Exercise →
Your task is to copy each line that has the word "遺言者は".

Rows →
######
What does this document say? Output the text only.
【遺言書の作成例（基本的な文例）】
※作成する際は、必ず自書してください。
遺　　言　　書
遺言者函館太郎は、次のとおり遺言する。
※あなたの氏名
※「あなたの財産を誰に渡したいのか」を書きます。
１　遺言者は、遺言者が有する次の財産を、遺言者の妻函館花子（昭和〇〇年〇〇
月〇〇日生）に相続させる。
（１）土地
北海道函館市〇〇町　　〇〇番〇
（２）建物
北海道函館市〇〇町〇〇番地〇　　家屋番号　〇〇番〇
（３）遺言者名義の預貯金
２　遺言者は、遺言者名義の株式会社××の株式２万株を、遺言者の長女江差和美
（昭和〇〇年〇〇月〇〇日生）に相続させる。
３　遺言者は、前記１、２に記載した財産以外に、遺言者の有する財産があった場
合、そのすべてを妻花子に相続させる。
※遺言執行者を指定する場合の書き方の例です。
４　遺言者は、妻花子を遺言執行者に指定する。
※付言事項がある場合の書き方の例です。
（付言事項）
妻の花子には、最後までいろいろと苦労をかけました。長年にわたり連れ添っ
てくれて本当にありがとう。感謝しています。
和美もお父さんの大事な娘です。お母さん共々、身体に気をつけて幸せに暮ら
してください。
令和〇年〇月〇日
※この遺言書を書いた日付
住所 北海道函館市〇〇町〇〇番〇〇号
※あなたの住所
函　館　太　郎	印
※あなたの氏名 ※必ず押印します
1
######
Problem solution →
１　遺言者は、遺言者が有する次の財産を、遺言者の妻函館花子（昭和〇〇年〇〇
２　遺言者は、遺言者名義の株式会社××の株式２万株を、遺言者の長女江差和美
３　遺言者は、前記１、２に記載した財産以外に、遺言者の有する財産があった場
４　遺言者は、妻花子を遺言執行者に指定する。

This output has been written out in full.